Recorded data
•••
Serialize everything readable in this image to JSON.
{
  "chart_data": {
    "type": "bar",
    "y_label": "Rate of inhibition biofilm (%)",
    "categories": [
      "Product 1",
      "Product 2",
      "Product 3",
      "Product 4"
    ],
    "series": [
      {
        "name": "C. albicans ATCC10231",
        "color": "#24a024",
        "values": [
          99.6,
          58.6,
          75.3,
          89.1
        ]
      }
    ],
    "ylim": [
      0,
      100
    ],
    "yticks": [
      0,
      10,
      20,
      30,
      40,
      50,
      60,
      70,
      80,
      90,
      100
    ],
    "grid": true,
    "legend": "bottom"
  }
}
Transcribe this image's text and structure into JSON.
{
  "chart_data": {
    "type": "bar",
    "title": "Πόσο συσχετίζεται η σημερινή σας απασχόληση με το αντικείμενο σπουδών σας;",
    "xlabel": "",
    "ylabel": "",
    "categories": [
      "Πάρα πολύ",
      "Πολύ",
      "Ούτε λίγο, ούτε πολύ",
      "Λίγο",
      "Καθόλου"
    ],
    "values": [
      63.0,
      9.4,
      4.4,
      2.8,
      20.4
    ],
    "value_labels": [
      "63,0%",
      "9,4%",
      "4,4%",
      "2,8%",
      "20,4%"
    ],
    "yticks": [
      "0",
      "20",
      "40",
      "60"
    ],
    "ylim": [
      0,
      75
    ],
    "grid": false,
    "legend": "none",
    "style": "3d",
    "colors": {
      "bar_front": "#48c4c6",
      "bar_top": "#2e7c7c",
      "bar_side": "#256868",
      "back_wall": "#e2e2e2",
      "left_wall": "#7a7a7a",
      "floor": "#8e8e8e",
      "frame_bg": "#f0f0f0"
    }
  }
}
•••
*WRITTEN INSTRUCTION*: Your task is to collect every line above that contains the word "Product".

*FINISHED EXERCISE*:
      "Product 1",
      "Product 2",
      "Product 3",
      "Product 4"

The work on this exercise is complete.